▶ To do
With the pictures left out, copy the listing below exactly.

####################

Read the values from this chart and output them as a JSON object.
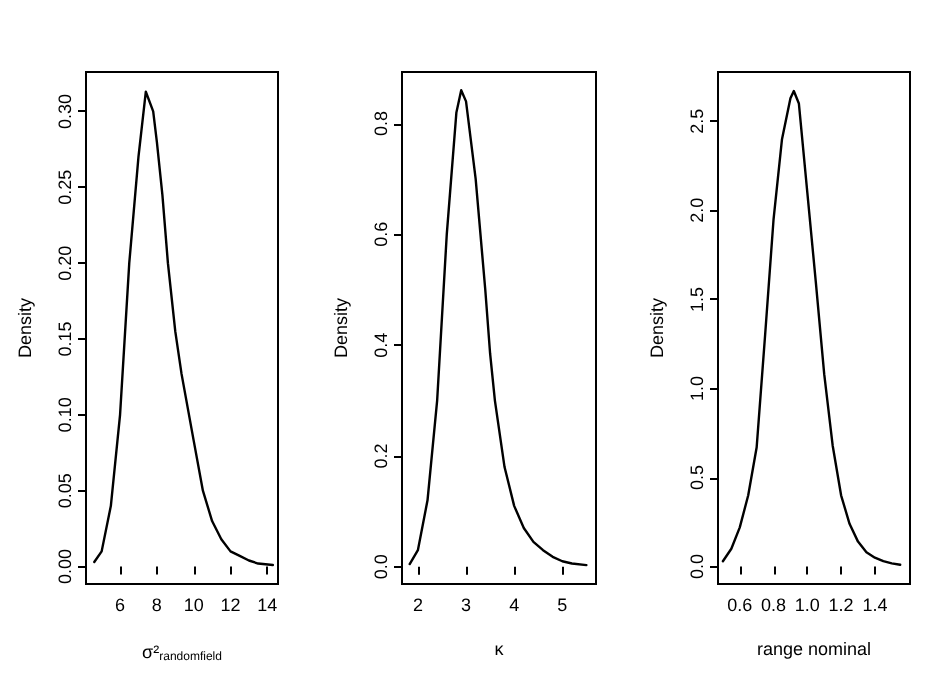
{
  "chart_data": [
    {
      "type": "line",
      "xlabel": "σ²$_{randomfield}$",
      "ylabel": "Density",
      "xlim": [
        4.15,
        14.58
      ],
      "ylim": [
        -0.0115,
        0.326
      ],
      "xticks": [
        6,
        8,
        10,
        12,
        14
      ],
      "yticks": [
        {
          "value": 0,
          "label": "0.00"
        },
        {
          "value": 0.05,
          "label": "0.05"
        },
        {
          "value": 0.1,
          "label": "0.10"
        },
        {
          "value": 0.15,
          "label": "0.15"
        },
        {
          "value": 0.2,
          "label": "0.20"
        },
        {
          "value": 0.25,
          "label": "0.25"
        },
        {
          "value": 0.3,
          "label": "0.30"
        }
      ],
      "grid": false,
      "marker": "none",
      "line_style": "solid",
      "series": [
        {
          "color": "#000000",
          "x": [
            4.6,
            5.0,
            5.5,
            6.0,
            6.5,
            7.0,
            7.4,
            7.8,
            8.0,
            8.3,
            8.6,
            9.0,
            9.34,
            10.0,
            10.5,
            11.0,
            11.5,
            12.0,
            12.5,
            13.0,
            13.5,
            14.3
          ],
          "values": [
            0.003,
            0.01,
            0.04,
            0.1,
            0.2,
            0.27,
            0.313,
            0.3,
            0.28,
            0.245,
            0.2,
            0.155,
            0.127,
            0.083,
            0.05,
            0.03,
            0.018,
            0.01,
            0.007,
            0.004,
            0.002,
            0.001
          ]
        }
      ]
    },
    {
      "type": "line",
      "xlabel": "κ",
      "ylabel": "Density",
      "xlim": [
        1.67,
        5.7
      ],
      "ylim": [
        -0.031,
        0.893
      ],
      "xticks": [
        2,
        3,
        4,
        5
      ],
      "yticks": [
        {
          "value": 0,
          "label": "0.0"
        },
        {
          "value": 0.2,
          "label": "0.2"
        },
        {
          "value": 0.4,
          "label": "0.4"
        },
        {
          "value": 0.6,
          "label": "0.6"
        },
        {
          "value": 0.8,
          "label": "0.8"
        }
      ],
      "grid": false,
      "marker": "none",
      "line_style": "solid",
      "series": [
        {
          "color": "#000000",
          "x": [
            1.83,
            2.0,
            2.2,
            2.4,
            2.5,
            2.6,
            2.8,
            2.9,
            3.0,
            3.2,
            3.4,
            3.5,
            3.6,
            3.8,
            4.0,
            4.2,
            4.4,
            4.6,
            4.8,
            5.0,
            5.2,
            5.5
          ],
          "values": [
            0.005,
            0.03,
            0.12,
            0.3,
            0.45,
            0.6,
            0.82,
            0.86,
            0.84,
            0.7,
            0.5,
            0.385,
            0.3,
            0.18,
            0.11,
            0.07,
            0.045,
            0.03,
            0.018,
            0.01,
            0.006,
            0.003
          ]
        }
      ]
    },
    {
      "type": "line",
      "xlabel": "range nominal",
      "ylabel": "Density",
      "xlim": [
        0.471,
        1.608
      ],
      "ylim": [
        -0.098,
        2.777
      ],
      "xticks": [
        {
          "value": 0.6,
          "label": "0.6"
        },
        {
          "value": 0.8,
          "label": "0.8"
        },
        {
          "value": 1.0,
          "label": "1.0"
        },
        {
          "value": 1.2,
          "label": "1.2"
        },
        {
          "value": 1.4,
          "label": "1.4"
        }
      ],
      "yticks": [
        {
          "value": 0,
          "label": "0.0"
        },
        {
          "value": 0.5,
          "label": "0.5"
        },
        {
          "value": 1.0,
          "label": "1.0"
        },
        {
          "value": 1.5,
          "label": "1.5"
        },
        {
          "value": 2.0,
          "label": "2.0"
        },
        {
          "value": 2.5,
          "label": "2.5"
        }
      ],
      "grid": false,
      "marker": "none",
      "line_style": "solid",
      "series": [
        {
          "color": "#000000",
          "x": [
            0.5,
            0.55,
            0.6,
            0.65,
            0.7,
            0.75,
            0.8,
            0.85,
            0.9,
            0.92,
            0.95,
            1.0,
            1.05,
            1.1,
            1.15,
            1.2,
            1.25,
            1.3,
            1.35,
            1.4,
            1.45,
            1.5,
            1.55
          ],
          "values": [
            0.03,
            0.1,
            0.22,
            0.4,
            0.67,
            1.3,
            1.95,
            2.4,
            2.63,
            2.67,
            2.6,
            2.1,
            1.6,
            1.08,
            0.68,
            0.4,
            0.24,
            0.14,
            0.08,
            0.05,
            0.03,
            0.018,
            0.01
          ]
        }
      ]
    }
  ]
}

####################

▶ Exercise result
Read the values from this chart and output them as a JSON object.
{
  "chart_data": [
    {
      "type": "line",
      "xlabel": "σ²$_{randomfield}$",
      "ylabel": "Density",
      "xlim": [
        4.15,
        14.58
      ],
      "ylim": [
        -0.0115,
        0.326
      ],
      "xticks": [
        6,
        8,
        10,
        12,
        14
      ],
      "yticks": [
        {
          "value": 0,
          "label": "0.00"
        },
        {
          "value": 0.05,
          "label": "0.05"
        },
        {
          "value": 0.1,
          "label": "0.10"
        },
        {
          "value": 0.15,
          "label": "0.15"
        },
        {
          "value": 0.2,
          "label": "0.20"
        },
        {
          "value": 0.25,
          "label": "0.25"
        },
        {
          "value": 0.3,
          "label": "0.30"
        }
      ],
      "grid": false,
      "marker": "none",
      "line_style": "solid",
      "series": [
        {
          "color": "#000000",
          "x": [
            4.6,
            5.0,
            5.5,
            6.0,
            6.5,
            7.0,
            7.4,
            7.8,
            8.0,
            8.3,
            8.6,
            9.0,
            9.34,
            10.0,
            10.5,
            11.0,
            11.5,
            12.0,
            12.5,
            13.0,
            13.5,
            14.3
          ],
          "values": [
            0.003,
            0.01,
            0.04,
            0.1,
            0.2,
            0.27,
            0.313,
            0.3,
            0.28,
            0.245,
            0.2,
            0.155,
            0.127,
            0.083,
            0.05,
            0.03,
            0.018,
            0.01,
            0.007,
            0.004,
            0.002,
            0.001
          ]
        }
      ]
    },
    {
      "type": "line",
      "xlabel": "κ",
      "ylabel": "Density",
      "xlim": [
        1.67,
        5.7
      ],
      "ylim": [
        -0.031,
        0.893
      ],
      "xticks": [
        2,
        3,
        4,
        5
      ],
      "yticks": [
        {
          "value": 0,
          "label": "0.0"
        },
        {
          "value": 0.2,
          "label": "0.2"
        },
        {
          "value": 0.4,
          "label": "0.4"
        },
        {
          "value": 0.6,
          "label": "0.6"
        },
        {
          "value": 0.8,
          "label": "0.8"
        }
      ],
      "grid": false,
      "marker": "none",
      "line_style": "solid",
      "series": [
        {
          "color": "#000000",
          "x": [
            1.83,
            2.0,
            2.2,
            2.4,
            2.5,
            2.6,
            2.8,
            2.9,
            3.0,
            3.2,
            3.4,
            3.5,
            3.6,
            3.8,
            4.0,
            4.2,
            4.4,
            4.6,
            4.8,
            5.0,
            5.2,
            5.5
          ],
          "values": [
            0.005,
            0.03,
            0.12,
            0.3,
            0.45,
            0.6,
            0.82,
            0.86,
            0.84,
            0.7,
            0.5,
            0.385,
            0.3,
            0.18,
            0.11,
            0.07,
            0.045,
            0.03,
            0.018,
            0.01,
            0.006,
            0.003
          ]
        }
      ]
    },
    {
      "type": "line",
      "xlabel": "range nominal",
      "ylabel": "Density",
      "xlim": [
        0.471,
        1.608
      ],
      "ylim": [
        -0.098,
        2.777
      ],
      "xticks": [
        {
          "value": 0.6,
          "label": "0.6"
        },
        {
          "value": 0.8,
          "label": "0.8"
        },
        {
          "value": 1.0,
          "label": "1.0"
        },
        {
          "value": 1.2,
          "label": "1.2"
        },
        {
          "value": 1.4,
          "label": "1.4"
        }
      ],
      "yticks": [
        {
          "value": 0,
          "label": "0.0"
        },
        {
          "value": 0.5,
          "label": "0.5"
        },
        {
          "value": 1.0,
          "label": "1.0"
        },
        {
          "value": 1.5,
          "label": "1.5"
        },
        {
          "value": 2.0,
          "label": "2.0"
        },
        {
          "value": 2.5,
          "label": "2.5"
        }
      ],
      "grid": false,
      "marker": "none",
      "line_style": "solid",
      "series": [
        {
          "color": "#000000",
          "x": [
            0.5,
            0.55,
            0.6,
            0.65,
            0.7,
            0.75,
            0.8,
            0.85,
            0.9,
            0.92,
            0.95,
            1.0,
            1.05,
            1.1,
            1.15,
            1.2,
            1.25,
            1.3,
            1.35,
            1.4,
            1.45,
            1.5,
            1.55
          ],
          "values": [
            0.03,
            0.1,
            0.22,
            0.4,
            0.67,
            1.3,
            1.95,
            2.4,
            2.63,
            2.67,
            2.6,
            2.1,
            1.6,
            1.08,
            0.68,
            0.4,
            0.24,
            0.14,
            0.08,
            0.05,
            0.03,
            0.018,
            0.01
          ]
        }
      ]
    }
  ]
}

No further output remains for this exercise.